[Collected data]
______________________________

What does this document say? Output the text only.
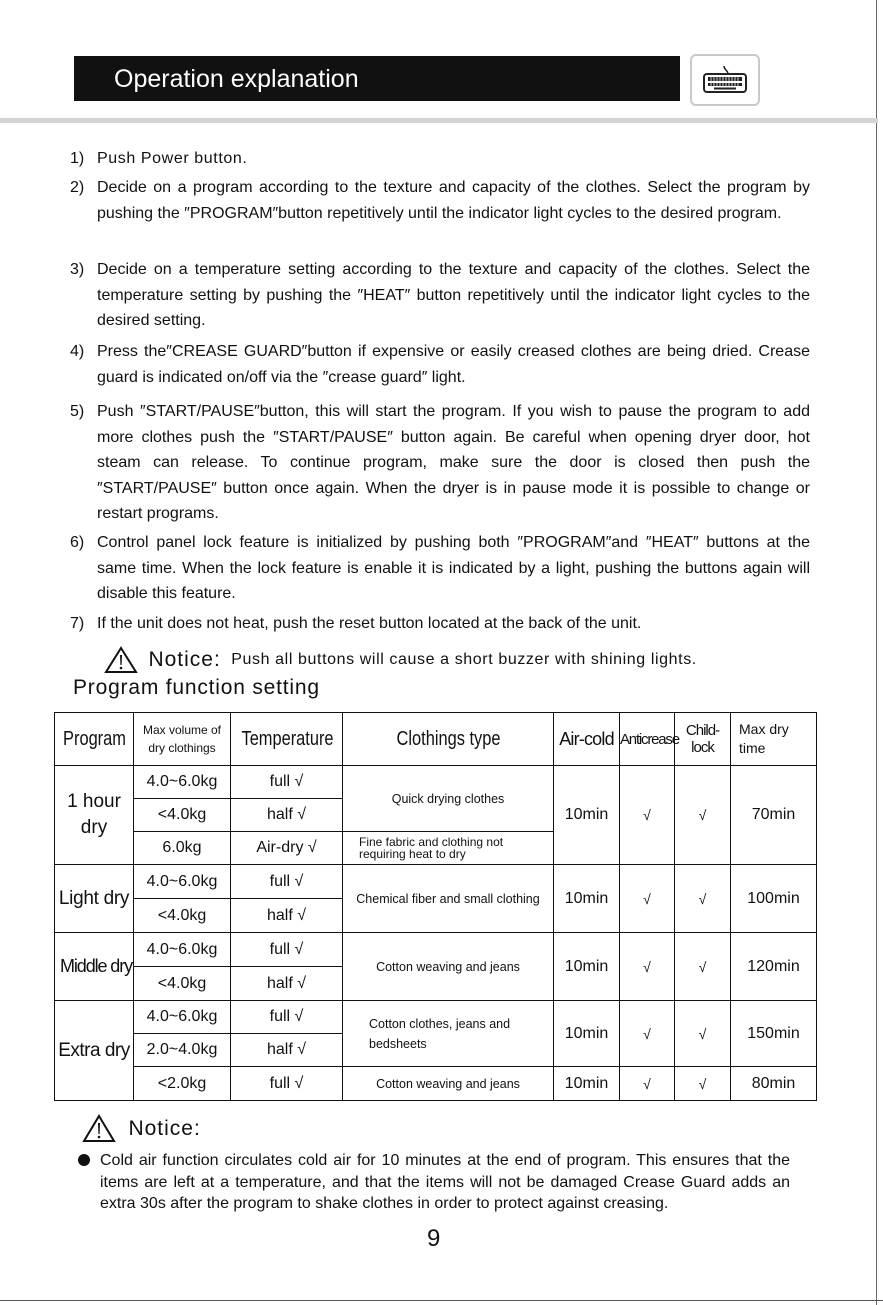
Operation explanation
1) Push Power button.
2) Decide on a program according to the texture and capacity of the clothes. Select the program by pushing the ″PROGRAM″button repetitively until the indicator light cycles to the desired program.
3) Decide on a temperature setting according to the texture and capacity of the clothes. Select the temperature setting by pushing the ″HEAT″ button repetitively until the indicator light cycles to the desired setting.
4) Press the″CREASE GUARD″button if expensive or easily creased clothes are being dried. Crease guard is indicated on/off via the ″crease guard″ light.
5) Push ″START/PAUSE″button, this will start the program. If you wish to pause the program to add more clothes push the ″START/PAUSE″ button again. Be careful when opening dryer door, hot steam can release. To continue program, make sure the door is closed then push the ″START/PAUSE″ button once again. When the dryer is in pause mode it is possible to change or restart programs.
6) Control panel lock feature is initialized by pushing both ″PROGRAM″and ″HEAT″ buttons at the same time. When the lock feature is enable it is indicated by a light, pushing the buttons again will disable this feature.
7) If the unit does not heat, push the reset button located at the back of the unit.
Notice: Push all buttons will cause a short buzzer with shining lights.
Program function setting
Program	Max volume of dry clothings	Temperature	Clothings type	Air-cold	Anticrease	Child-lock	Max dry time
1 hour dry	4.0~6.0kg	full √	Quick drying clothes	10min	√	√	70min
	<4.0kg	half √					
	6.0kg	Air-dry √	Fine fabric and clothing not requiring heat to dry				
Light dry	4.0~6.0kg	full √	Chemical fiber and small clothing	10min	√	√	100min
	<4.0kg	half √					
Middle dry	4.0~6.0kg	full √	Cotton weaving and jeans	10min	√	√	120min
	<4.0kg	half √					
Extra dry	4.0~6.0kg	full √	Cotton clothes, jeans and bedsheets	10min	√	√	150min
	2.0~4.0kg	half √					
	<2.0kg	full √	Cotton weaving and jeans	10min	√	√	80min
Notice:
Cold air function circulates cold air for 10 minutes at the end of program. This ensures that the items are left at a temperature, and that the items will not be damaged Crease Guard adds an extra 30s after the program to shake clothes in order to protect against creasing.
9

______________________________

> [EXERCISE AIM] Output the entries above exactly. Drop the pictures.

> [SOLUTION FOR THIS EXERCISE]
What does this document say? Output the text only.
Operation explanation
1) Push Power button.
2) Decide on a program according to the texture and capacity of the clothes. Select the program by pushing the ″PROGRAM″button repetitively until the indicator light cycles to the desired program.
3) Decide on a temperature setting according to the texture and capacity of the clothes. Select the temperature setting by pushing the ″HEAT″ button repetitively until the indicator light cycles to the desired setting.
4) Press the″CREASE GUARD″button if expensive or easily creased clothes are being dried. Crease guard is indicated on/off via the ″crease guard″ light.
5) Push ″START/PAUSE″button, this will start the program. If you wish to pause the program to add more clothes push the ″START/PAUSE″ button again. Be careful when opening dryer door, hot steam can release. To continue program, make sure the door is closed then push the ″START/PAUSE″ button once again. When the dryer is in pause mode it is possible to change or restart programs.
6) Control panel lock feature is initialized by pushing both ″PROGRAM″and ″HEAT″ buttons at the same time. When the lock feature is enable it is indicated by a light, pushing the buttons again will disable this feature.
7) If the unit does not heat, push the reset button located at the back of the unit.
Notice: Push all buttons will cause a short buzzer with shining lights.
Program function setting
Program	Max volume of dry clothings	Temperature	Clothings type	Air-cold	Anticrease	Child-lock	Max dry time
1 hour dry	4.0~6.0kg	full √	Quick drying clothes	10min	√	√	70min
	<4.0kg	half √					
	6.0kg	Air-dry √	Fine fabric and clothing not requiring heat to dry				
Light dry	4.0~6.0kg	full √	Chemical fiber and small clothing	10min	√	√	100min
	<4.0kg	half √					
Middle dry	4.0~6.0kg	full √	Cotton weaving and jeans	10min	√	√	120min
	<4.0kg	half √					
Extra dry	4.0~6.0kg	full √	Cotton clothes, jeans and bedsheets	10min	√	√	150min
	2.0~4.0kg	half √					
	<2.0kg	full √	Cotton weaving and jeans	10min	√	√	80min
Notice:
Cold air function circulates cold air for 10 minutes at the end of program. This ensures that the items are left at a temperature, and that the items will not be damaged Crease Guard adds an extra 30s after the program to shake clothes in order to protect against creasing.
9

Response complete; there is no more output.